Required work:
Repeat the material below exactly, with no pictures.

***** Input for this task *****

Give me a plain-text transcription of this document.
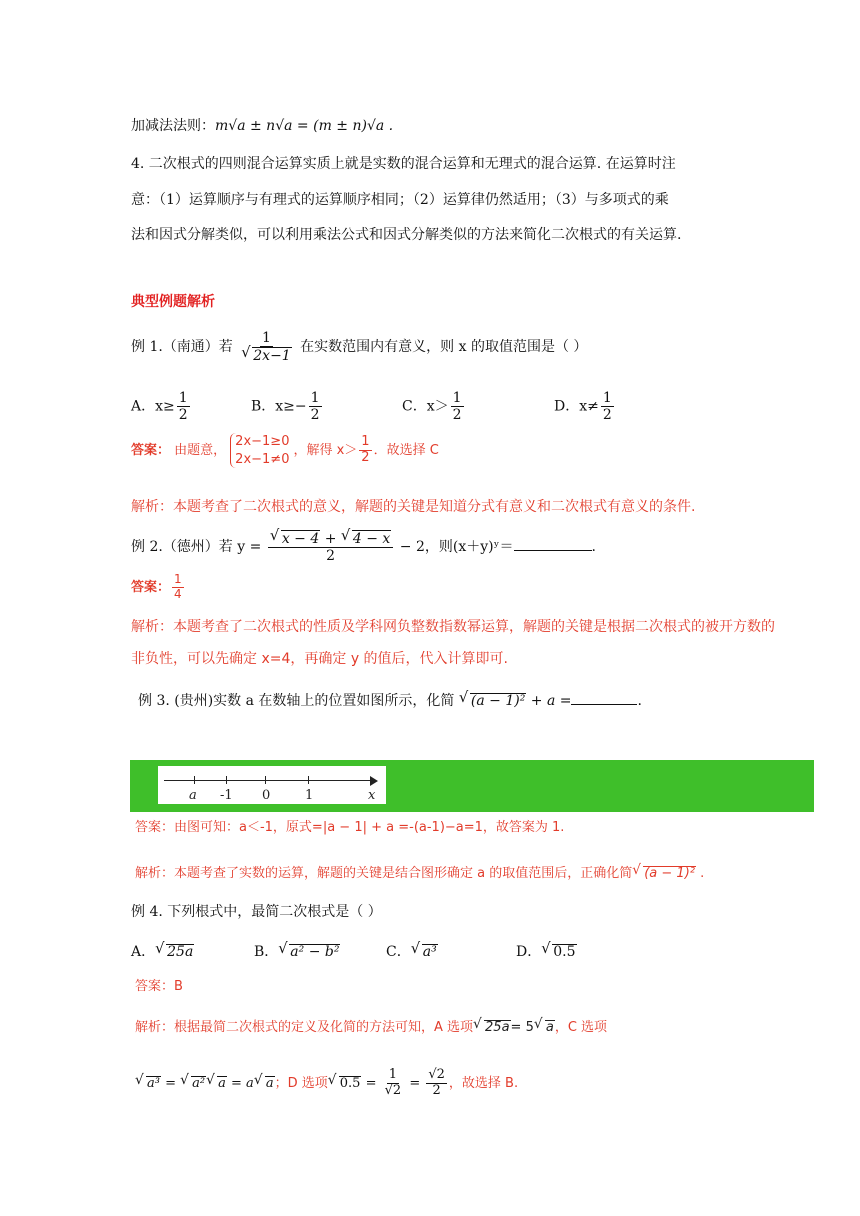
加减法法则：m√a ± n√a = (m ± n)√a .
4. 二次根式的四则混合运算实质上就是实数的混合运算和无理式的混合运算. 在运算时注
意：（1）运算顺序与有理式的运算顺序相同；（2）运算律仍然适用；（3）与多项式的乘
法和因式分解类似，可以利用乘法公式和因式分解类似的方法来简化二次根式的有关运算.
典型例题解析
例 1.（南通）若 1
√ 2x−1 在实数范围内有意义，则 x 的取值范围是（ ）
A．$x\ge \frac{1}{2}$	B．$x\ge- \frac{1}{2}$	C．$x> \frac{1}{2}$	D．$x\ne \frac{1}{2}$
答案： 由题意，
2x−1≥0
2x−1≠0
，解得 $x> \frac{1}{2}$ ．故选择 C
解析：本题考查了二次根式的意义，解题的关键是知道分式有意义和二次根式有意义的条件.
例 2.（德州）若 y = √ $\frac{x - 4 + √ 4 - x}{2} - 2$，则(x＋y)ʸ＝	.
答案： $\frac{1}{4}$
解析：本题考查了二次根式的性质及学科网负整数指数幂运算，解题的关键是根据二次根式的被开方数的
非负性，可以先确定 x=4，再确定 y 的值后，代入计算即可.
例 3. (贵州)实数 a 在数轴上的位置如图所示，化简 √ (a − 1)² + a =	.
a -1 0	1	x
答案：由图可知：a＜-1，原式=|a − 1| + a =-(a-1)−a=1，故答案为 1.
解析：本题考查了实数的运算，解题的关键是结合图形确定 a 的取值范围后，正确化简 √ (a − 1)² .
例 4. 下列根式中，最简二次根式是（ ）
A． √ 25a	B． √ a² − b²	C． √ a³	D． √ 0.5
答案：B
解析：根据最简二次根式的定义及化简的方法可知，A 选项 √ 25a= 5 √ a，C 选项
√ a³ = √ a² √ a = a √ a；D 选项 √ $0.5 = \frac{1}{√2} = \frac{√2}{2}$ ，故选择 B.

*****

Exercise output:
Give me a plain-text transcription of this document.
加减法法则：m√a ± n√a = (m ± n)√a .
4. 二次根式的四则混合运算实质上就是实数的混合运算和无理式的混合运算. 在运算时注
意：（1）运算顺序与有理式的运算顺序相同；（2）运算律仍然适用；（3）与多项式的乘
法和因式分解类似，可以利用乘法公式和因式分解类似的方法来简化二次根式的有关运算.
典型例题解析
例 1.（南通）若 1
√ 2x−1 在实数范围内有意义，则 x 的取值范围是（ ）
A．$x\ge \frac{1}{2}$	B．$x\ge- \frac{1}{2}$	C．$x> \frac{1}{2}$	D．$x\ne \frac{1}{2}$
答案： 由题意，
2x−1≥0
2x−1≠0
，解得 $x> \frac{1}{2}$ ．故选择 C
解析：本题考查了二次根式的意义，解题的关键是知道分式有意义和二次根式有意义的条件.
例 2.（德州）若 y = √ $\frac{x - 4 + √ 4 - x}{2} - 2$，则(x＋y)ʸ＝	.
答案： $\frac{1}{4}$
解析：本题考查了二次根式的性质及学科网负整数指数幂运算，解题的关键是根据二次根式的被开方数的
非负性，可以先确定 x=4，再确定 y 的值后，代入计算即可.
例 3. (贵州)实数 a 在数轴上的位置如图所示，化简 √ (a − 1)² + a =	.
a -1 0	1	x
答案：由图可知：a＜-1，原式=|a − 1| + a =-(a-1)−a=1，故答案为 1.
解析：本题考查了实数的运算，解题的关键是结合图形确定 a 的取值范围后，正确化简 √ (a − 1)² .
例 4. 下列根式中，最简二次根式是（ ）
A． √ 25a	B． √ a² − b²	C． √ a³	D． √ 0.5
答案：B
解析：根据最简二次根式的定义及化简的方法可知，A 选项 √ 25a= 5 √ a，C 选项
√ a³ = √ a² √ a = a √ a；D 选项 √ $0.5 = \frac{1}{√2} = \frac{√2}{2}$ ，故选择 B.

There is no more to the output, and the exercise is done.